- _Your task_: All records below must be retyped exactly.

▬▬▬▬▬▬

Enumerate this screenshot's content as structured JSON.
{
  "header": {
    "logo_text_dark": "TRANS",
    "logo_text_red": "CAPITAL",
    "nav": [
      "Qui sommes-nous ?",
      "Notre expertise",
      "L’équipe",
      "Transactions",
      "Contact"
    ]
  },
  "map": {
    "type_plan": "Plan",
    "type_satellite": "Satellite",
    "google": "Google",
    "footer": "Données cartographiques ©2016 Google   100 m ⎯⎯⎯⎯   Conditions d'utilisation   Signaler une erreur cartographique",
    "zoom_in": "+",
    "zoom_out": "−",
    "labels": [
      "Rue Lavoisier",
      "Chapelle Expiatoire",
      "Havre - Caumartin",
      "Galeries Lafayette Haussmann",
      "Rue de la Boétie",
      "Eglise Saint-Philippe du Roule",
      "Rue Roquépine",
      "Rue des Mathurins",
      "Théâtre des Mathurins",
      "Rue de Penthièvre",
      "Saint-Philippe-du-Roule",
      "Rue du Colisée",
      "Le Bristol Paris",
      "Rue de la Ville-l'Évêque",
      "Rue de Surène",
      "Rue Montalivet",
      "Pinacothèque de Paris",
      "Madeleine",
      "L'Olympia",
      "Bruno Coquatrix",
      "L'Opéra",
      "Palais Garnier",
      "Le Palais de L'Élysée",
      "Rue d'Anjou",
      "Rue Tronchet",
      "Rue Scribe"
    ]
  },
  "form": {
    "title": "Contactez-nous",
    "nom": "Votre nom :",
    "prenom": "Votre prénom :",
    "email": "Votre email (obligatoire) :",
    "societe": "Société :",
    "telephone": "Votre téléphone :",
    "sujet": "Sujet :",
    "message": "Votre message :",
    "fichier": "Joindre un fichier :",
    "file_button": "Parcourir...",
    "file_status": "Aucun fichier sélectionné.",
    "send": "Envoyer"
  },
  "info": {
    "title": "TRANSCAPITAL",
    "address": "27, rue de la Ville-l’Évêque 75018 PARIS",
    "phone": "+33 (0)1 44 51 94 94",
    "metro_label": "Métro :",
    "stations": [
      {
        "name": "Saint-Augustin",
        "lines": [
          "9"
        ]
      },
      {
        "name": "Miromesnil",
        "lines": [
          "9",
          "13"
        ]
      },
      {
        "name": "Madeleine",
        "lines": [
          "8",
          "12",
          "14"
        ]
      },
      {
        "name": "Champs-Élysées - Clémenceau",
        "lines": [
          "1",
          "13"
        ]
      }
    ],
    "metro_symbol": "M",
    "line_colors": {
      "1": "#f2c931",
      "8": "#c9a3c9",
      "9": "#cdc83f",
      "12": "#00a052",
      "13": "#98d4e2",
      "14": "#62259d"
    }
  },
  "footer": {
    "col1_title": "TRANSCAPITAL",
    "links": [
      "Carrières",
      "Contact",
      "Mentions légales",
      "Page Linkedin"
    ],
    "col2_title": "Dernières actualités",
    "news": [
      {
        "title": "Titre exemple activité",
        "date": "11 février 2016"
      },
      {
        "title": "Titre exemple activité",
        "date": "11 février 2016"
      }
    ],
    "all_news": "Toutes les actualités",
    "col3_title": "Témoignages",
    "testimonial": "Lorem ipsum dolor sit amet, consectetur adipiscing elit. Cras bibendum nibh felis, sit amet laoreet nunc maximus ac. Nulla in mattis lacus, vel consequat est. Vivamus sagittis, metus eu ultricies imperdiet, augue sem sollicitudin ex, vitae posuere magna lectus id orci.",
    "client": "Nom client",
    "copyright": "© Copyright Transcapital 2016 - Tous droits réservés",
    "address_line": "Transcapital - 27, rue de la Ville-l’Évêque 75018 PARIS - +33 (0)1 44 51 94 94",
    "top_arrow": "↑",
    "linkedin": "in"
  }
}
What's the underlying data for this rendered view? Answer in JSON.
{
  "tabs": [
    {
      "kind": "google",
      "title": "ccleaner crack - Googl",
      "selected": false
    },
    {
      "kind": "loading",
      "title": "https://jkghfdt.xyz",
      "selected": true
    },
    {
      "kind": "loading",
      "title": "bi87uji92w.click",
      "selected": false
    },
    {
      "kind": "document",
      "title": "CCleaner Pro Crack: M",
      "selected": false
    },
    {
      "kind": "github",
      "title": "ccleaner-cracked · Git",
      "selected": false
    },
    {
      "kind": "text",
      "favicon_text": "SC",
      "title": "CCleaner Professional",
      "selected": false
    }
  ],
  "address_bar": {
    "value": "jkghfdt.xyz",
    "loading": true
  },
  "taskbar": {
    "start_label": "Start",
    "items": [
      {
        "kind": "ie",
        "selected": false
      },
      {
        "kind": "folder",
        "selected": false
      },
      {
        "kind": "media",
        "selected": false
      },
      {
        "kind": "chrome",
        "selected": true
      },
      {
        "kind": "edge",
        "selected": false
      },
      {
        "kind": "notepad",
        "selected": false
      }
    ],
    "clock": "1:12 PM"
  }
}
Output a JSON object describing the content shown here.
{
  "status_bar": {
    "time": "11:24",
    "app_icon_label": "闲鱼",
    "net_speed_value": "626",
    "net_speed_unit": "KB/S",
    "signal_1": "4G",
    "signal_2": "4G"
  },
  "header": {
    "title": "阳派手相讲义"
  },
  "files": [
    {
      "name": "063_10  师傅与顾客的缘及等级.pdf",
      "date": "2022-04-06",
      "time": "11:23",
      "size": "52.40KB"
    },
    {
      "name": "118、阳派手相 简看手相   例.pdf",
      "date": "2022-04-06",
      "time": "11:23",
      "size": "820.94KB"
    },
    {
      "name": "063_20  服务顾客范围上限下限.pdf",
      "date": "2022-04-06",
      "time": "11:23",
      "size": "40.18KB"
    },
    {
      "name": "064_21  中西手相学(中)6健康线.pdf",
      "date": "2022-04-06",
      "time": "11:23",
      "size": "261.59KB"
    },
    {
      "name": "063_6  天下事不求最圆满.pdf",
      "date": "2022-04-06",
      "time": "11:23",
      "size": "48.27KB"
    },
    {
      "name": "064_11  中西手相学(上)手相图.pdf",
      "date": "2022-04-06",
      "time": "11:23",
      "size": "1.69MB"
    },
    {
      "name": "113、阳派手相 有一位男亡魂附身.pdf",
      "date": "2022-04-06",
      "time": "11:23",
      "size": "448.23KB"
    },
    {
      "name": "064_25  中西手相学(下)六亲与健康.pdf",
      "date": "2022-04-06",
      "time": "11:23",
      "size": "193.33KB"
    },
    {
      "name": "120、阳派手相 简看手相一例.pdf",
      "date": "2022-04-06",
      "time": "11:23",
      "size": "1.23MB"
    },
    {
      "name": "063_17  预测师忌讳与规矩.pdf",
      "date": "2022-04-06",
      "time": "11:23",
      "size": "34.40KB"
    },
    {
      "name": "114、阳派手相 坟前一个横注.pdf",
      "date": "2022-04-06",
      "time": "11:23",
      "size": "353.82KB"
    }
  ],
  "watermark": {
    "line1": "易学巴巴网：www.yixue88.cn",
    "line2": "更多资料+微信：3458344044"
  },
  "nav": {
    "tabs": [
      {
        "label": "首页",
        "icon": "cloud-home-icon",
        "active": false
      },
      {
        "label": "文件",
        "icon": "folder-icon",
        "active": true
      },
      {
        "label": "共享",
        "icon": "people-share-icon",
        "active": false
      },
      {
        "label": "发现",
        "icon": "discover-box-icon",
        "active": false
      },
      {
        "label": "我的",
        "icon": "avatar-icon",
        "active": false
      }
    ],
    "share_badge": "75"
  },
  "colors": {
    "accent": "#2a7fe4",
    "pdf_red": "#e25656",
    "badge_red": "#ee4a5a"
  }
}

▬▬▬▬▬▬

- _Completed exercise_:
Enumerate this screenshot's content as structured JSON.
{
  "header": {
    "logo_text_dark": "TRANS",
    "logo_text_red": "CAPITAL",
    "nav": [
      "Qui sommes-nous ?",
      "Notre expertise",
      "L’équipe",
      "Transactions",
      "Contact"
    ]
  },
  "map": {
    "type_plan": "Plan",
    "type_satellite": "Satellite",
    "google": "Google",
    "footer": "Données cartographiques ©2016 Google   100 m ⎯⎯⎯⎯   Conditions d'utilisation   Signaler une erreur cartographique",
    "zoom_in": "+",
    "zoom_out": "−",
    "labels": [
      "Rue Lavoisier",
      "Chapelle Expiatoire",
      "Havre - Caumartin",
      "Galeries Lafayette Haussmann",
      "Rue de la Boétie",
      "Eglise Saint-Philippe du Roule",
      "Rue Roquépine",
      "Rue des Mathurins",
      "Théâtre des Mathurins",
      "Rue de Penthièvre",
      "Saint-Philippe-du-Roule",
      "Rue du Colisée",
      "Le Bristol Paris",
      "Rue de la Ville-l'Évêque",
      "Rue de Surène",
      "Rue Montalivet",
      "Pinacothèque de Paris",
      "Madeleine",
      "L'Olympia",
      "Bruno Coquatrix",
      "L'Opéra",
      "Palais Garnier",
      "Le Palais de L'Élysée",
      "Rue d'Anjou",
      "Rue Tronchet",
      "Rue Scribe"
    ]
  },
  "form": {
    "title": "Contactez-nous",
    "nom": "Votre nom :",
    "prenom": "Votre prénom :",
    "email": "Votre email (obligatoire) :",
    "societe": "Société :",
    "telephone": "Votre téléphone :",
    "sujet": "Sujet :",
    "message": "Votre message :",
    "fichier": "Joindre un fichier :",
    "file_button": "Parcourir...",
    "file_status": "Aucun fichier sélectionné.",
    "send": "Envoyer"
  },
  "info": {
    "title": "TRANSCAPITAL",
    "address": "27, rue de la Ville-l’Évêque 75018 PARIS",
    "phone": "+33 (0)1 44 51 94 94",
    "metro_label": "Métro :",
    "stations": [
      {
        "name": "Saint-Augustin",
        "lines": [
          "9"
        ]
      },
      {
        "name": "Miromesnil",
        "lines": [
          "9",
          "13"
        ]
      },
      {
        "name": "Madeleine",
        "lines": [
          "8",
          "12",
          "14"
        ]
      },
      {
        "name": "Champs-Élysées - Clémenceau",
        "lines": [
          "1",
          "13"
        ]
      }
    ],
    "metro_symbol": "M",
    "line_colors": {
      "1": "#f2c931",
      "8": "#c9a3c9",
      "9": "#cdc83f",
      "12": "#00a052",
      "13": "#98d4e2",
      "14": "#62259d"
    }
  },
  "footer": {
    "col1_title": "TRANSCAPITAL",
    "links": [
      "Carrières",
      "Contact",
      "Mentions légales",
      "Page Linkedin"
    ],
    "col2_title": "Dernières actualités",
    "news": [
      {
        "title": "Titre exemple activité",
        "date": "11 février 2016"
      },
      {
        "title": "Titre exemple activité",
        "date": "11 février 2016"
      }
    ],
    "all_news": "Toutes les actualités",
    "col3_title": "Témoignages",
    "testimonial": "Lorem ipsum dolor sit amet, consectetur adipiscing elit. Cras bibendum nibh felis, sit amet laoreet nunc maximus ac. Nulla in mattis lacus, vel consequat est. Vivamus sagittis, metus eu ultricies imperdiet, augue sem sollicitudin ex, vitae posuere magna lectus id orci.",
    "client": "Nom client",
    "copyright": "© Copyright Transcapital 2016 - Tous droits réservés",
    "address_line": "Transcapital - 27, rue de la Ville-l’Évêque 75018 PARIS - +33 (0)1 44 51 94 94",
    "top_arrow": "↑",
    "linkedin": "in"
  }
}
What's the underlying data for this rendered view? Answer in JSON.
{
  "tabs": [
    {
      "kind": "google",
      "title": "ccleaner crack - Googl",
      "selected": false
    },
    {
      "kind": "loading",
      "title": "https://jkghfdt.xyz",
      "selected": true
    },
    {
      "kind": "loading",
      "title": "bi87uji92w.click",
      "selected": false
    },
    {
      "kind": "document",
      "title": "CCleaner Pro Crack: M",
      "selected": false
    },
    {
      "kind": "github",
      "title": "ccleaner-cracked · Git",
      "selected": false
    },
    {
      "kind": "text",
      "favicon_text": "SC",
      "title": "CCleaner Professional",
      "selected": false
    }
  ],
  "address_bar": {
    "value": "jkghfdt.xyz",
    "loading": true
  },
  "taskbar": {
    "start_label": "Start",
    "items": [
      {
        "kind": "ie",
        "selected": false
      },
      {
        "kind": "folder",
        "selected": false
      },
      {
        "kind": "media",
        "selected": false
      },
      {
        "kind": "chrome",
        "selected": true
      },
      {
        "kind": "edge",
        "selected": false
      },
      {
        "kind": "notepad",
        "selected": false
      }
    ],
    "clock": "1:12 PM"
  }
}
Output a JSON object describing the content shown here.
{
  "status_bar": {
    "time": "11:24",
    "app_icon_label": "闲鱼",
    "net_speed_value": "626",
    "net_speed_unit": "KB/S",
    "signal_1": "4G",
    "signal_2": "4G"
  },
  "header": {
    "title": "阳派手相讲义"
  },
  "files": [
    {
      "name": "063_10  师傅与顾客的缘及等级.pdf",
      "date": "2022-04-06",
      "time": "11:23",
      "size": "52.40KB"
    },
    {
      "name": "118、阳派手相 简看手相   例.pdf",
      "date": "2022-04-06",
      "time": "11:23",
      "size": "820.94KB"
    },
    {
      "name": "063_20  服务顾客范围上限下限.pdf",
      "date": "2022-04-06",
      "time": "11:23",
      "size": "40.18KB"
    },
    {
      "name": "064_21  中西手相学(中)6健康线.pdf",
      "date": "2022-04-06",
      "time": "11:23",
      "size": "261.59KB"
    },
    {
      "name": "063_6  天下事不求最圆满.pdf",
      "date": "2022-04-06",
      "time": "11:23",
      "size": "48.27KB"
    },
    {
      "name": "064_11  中西手相学(上)手相图.pdf",
      "date": "2022-04-06",
      "time": "11:23",
      "size": "1.69MB"
    },
    {
      "name": "113、阳派手相 有一位男亡魂附身.pdf",
      "date": "2022-04-06",
      "time": "11:23",
      "size": "448.23KB"
    },
    {
      "name": "064_25  中西手相学(下)六亲与健康.pdf",
      "date": "2022-04-06",
      "time": "11:23",
      "size": "193.33KB"
    },
    {
      "name": "120、阳派手相 简看手相一例.pdf",
      "date": "2022-04-06",
      "time": "11:23",
      "size": "1.23MB"
    },
    {
      "name": "063_17  预测师忌讳与规矩.pdf",
      "date": "2022-04-06",
      "time": "11:23",
      "size": "34.40KB"
    },
    {
      "name": "114、阳派手相 坟前一个横注.pdf",
      "date": "2022-04-06",
      "time": "11:23",
      "size": "353.82KB"
    }
  ],
  "watermark": {
    "line1": "易学巴巴网：www.yixue88.cn",
    "line2": "更多资料+微信：3458344044"
  },
  "nav": {
    "tabs": [
      {
        "label": "首页",
        "icon": "cloud-home-icon",
        "active": false
      },
      {
        "label": "文件",
        "icon": "folder-icon",
        "active": true
      },
      {
        "label": "共享",
        "icon": "people-share-icon",
        "active": false
      },
      {
        "label": "发现",
        "icon": "discover-box-icon",
        "active": false
      },
      {
        "label": "我的",
        "icon": "avatar-icon",
        "active": false
      }
    ],
    "share_badge": "75"
  },
  "colors": {
    "accent": "#2a7fe4",
    "pdf_red": "#e25656",
    "badge_red": "#ee4a5a"
  }
}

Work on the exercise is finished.